**Task to carry out:**
Output exactly the lines that run from the line with "Type out the text in this image." to the end of the material, both ends included, and no other lines.

**Supplied information:**
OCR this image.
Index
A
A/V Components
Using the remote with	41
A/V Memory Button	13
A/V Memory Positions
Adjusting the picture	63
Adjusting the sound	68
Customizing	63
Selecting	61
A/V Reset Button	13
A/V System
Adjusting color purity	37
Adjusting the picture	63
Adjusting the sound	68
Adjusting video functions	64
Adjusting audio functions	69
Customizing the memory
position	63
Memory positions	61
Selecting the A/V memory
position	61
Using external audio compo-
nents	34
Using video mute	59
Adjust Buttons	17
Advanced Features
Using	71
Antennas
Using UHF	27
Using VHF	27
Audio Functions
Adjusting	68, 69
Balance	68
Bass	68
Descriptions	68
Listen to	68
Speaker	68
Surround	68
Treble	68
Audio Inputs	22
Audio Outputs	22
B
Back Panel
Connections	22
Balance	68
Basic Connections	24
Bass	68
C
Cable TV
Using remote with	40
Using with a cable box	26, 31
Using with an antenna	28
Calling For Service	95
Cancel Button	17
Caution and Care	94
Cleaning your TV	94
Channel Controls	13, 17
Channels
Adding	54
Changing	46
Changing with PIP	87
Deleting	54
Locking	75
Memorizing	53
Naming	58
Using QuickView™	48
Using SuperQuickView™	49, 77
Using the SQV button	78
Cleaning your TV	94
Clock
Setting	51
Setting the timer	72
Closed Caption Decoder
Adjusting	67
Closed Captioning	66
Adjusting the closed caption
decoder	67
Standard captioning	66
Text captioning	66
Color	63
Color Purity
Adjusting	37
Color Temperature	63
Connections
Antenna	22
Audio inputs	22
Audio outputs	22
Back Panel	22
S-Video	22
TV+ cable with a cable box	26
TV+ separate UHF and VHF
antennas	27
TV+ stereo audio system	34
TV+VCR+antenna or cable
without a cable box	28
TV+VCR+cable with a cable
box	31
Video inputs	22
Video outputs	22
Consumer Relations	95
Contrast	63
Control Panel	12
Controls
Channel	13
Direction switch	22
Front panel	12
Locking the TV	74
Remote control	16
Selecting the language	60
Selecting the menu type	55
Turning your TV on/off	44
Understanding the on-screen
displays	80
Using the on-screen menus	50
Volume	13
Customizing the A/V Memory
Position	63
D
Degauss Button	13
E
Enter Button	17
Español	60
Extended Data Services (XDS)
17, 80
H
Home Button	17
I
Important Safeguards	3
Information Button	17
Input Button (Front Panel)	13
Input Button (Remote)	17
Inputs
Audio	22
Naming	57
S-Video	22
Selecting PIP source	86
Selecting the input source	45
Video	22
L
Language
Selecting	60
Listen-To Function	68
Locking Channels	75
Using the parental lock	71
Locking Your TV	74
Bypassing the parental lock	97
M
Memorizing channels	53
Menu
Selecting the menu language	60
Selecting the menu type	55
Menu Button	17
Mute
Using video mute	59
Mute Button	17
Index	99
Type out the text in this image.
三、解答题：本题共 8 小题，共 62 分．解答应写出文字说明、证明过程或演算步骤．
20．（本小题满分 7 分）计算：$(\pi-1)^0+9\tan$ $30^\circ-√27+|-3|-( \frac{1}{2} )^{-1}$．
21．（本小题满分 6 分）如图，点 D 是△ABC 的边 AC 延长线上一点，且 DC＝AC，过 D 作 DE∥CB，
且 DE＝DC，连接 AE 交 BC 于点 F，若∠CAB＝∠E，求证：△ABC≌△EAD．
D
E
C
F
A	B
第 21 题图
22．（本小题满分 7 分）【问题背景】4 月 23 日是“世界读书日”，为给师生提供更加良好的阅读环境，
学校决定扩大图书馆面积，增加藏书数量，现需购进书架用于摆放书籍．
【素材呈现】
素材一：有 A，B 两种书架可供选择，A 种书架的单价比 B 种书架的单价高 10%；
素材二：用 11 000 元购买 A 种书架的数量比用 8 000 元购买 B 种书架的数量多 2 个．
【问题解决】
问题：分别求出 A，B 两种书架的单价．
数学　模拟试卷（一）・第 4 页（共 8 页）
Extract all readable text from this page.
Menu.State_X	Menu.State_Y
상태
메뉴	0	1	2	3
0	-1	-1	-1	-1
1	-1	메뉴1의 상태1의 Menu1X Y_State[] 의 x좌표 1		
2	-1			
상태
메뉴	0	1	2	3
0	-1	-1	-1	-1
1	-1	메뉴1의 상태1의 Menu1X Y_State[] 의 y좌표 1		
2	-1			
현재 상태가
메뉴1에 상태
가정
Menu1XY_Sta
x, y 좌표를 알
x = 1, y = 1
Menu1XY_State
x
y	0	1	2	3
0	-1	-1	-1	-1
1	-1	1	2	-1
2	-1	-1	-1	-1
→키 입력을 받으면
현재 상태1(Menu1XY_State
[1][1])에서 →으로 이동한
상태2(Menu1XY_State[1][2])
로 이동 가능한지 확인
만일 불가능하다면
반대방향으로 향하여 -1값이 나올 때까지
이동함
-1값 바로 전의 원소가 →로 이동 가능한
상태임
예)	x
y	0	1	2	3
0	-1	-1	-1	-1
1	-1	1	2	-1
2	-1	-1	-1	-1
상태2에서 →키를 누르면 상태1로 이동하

**Answer in full:**
Type out the text in this image.
三、解答题：本题共 8 小题，共 62 分．解答应写出文字说明、证明过程或演算步骤．
20．（本小题满分 7 分）计算：$(\pi-1)^0+9\tan$ $30^\circ-√27+|-3|-( \frac{1}{2} )^{-1}$．
21．（本小题满分 6 分）如图，点 D 是△ABC 的边 AC 延长线上一点，且 DC＝AC，过 D 作 DE∥CB，
且 DE＝DC，连接 AE 交 BC 于点 F，若∠CAB＝∠E，求证：△ABC≌△EAD．
D
E
C
F
A	B
第 21 题图
22．（本小题满分 7 分）【问题背景】4 月 23 日是“世界读书日”，为给师生提供更加良好的阅读环境，
学校决定扩大图书馆面积，增加藏书数量，现需购进书架用于摆放书籍．
【素材呈现】
素材一：有 A，B 两种书架可供选择，A 种书架的单价比 B 种书架的单价高 10%；
素材二：用 11 000 元购买 A 种书架的数量比用 8 000 元购买 B 种书架的数量多 2 个．
【问题解决】
问题：分别求出 A，B 两种书架的单价．
数学　模拟试卷（一）・第 4 页（共 8 页）
Extract all readable text from this page.
Menu.State_X	Menu.State_Y
상태
메뉴	0	1	2	3
0	-1	-1	-1	-1
1	-1	메뉴1의 상태1의 Menu1X Y_State[] 의 x좌표 1		
2	-1			
상태
메뉴	0	1	2	3
0	-1	-1	-1	-1
1	-1	메뉴1의 상태1의 Menu1X Y_State[] 의 y좌표 1		
2	-1			
현재 상태가
메뉴1에 상태
가정
Menu1XY_Sta
x, y 좌표를 알
x = 1, y = 1
Menu1XY_State
x
y	0	1	2	3
0	-1	-1	-1	-1
1	-1	1	2	-1
2	-1	-1	-1	-1
→키 입력을 받으면
현재 상태1(Menu1XY_State
[1][1])에서 →으로 이동한
상태2(Menu1XY_State[1][2])
로 이동 가능한지 확인
만일 불가능하다면
반대방향으로 향하여 -1값이 나올 때까지
이동함
-1값 바로 전의 원소가 →로 이동 가능한
상태임
예)	x
y	0	1	2	3
0	-1	-1	-1	-1
1	-1	1	2	-1
2	-1	-1	-1	-1
상태2에서 →키를 누르면 상태1로 이동하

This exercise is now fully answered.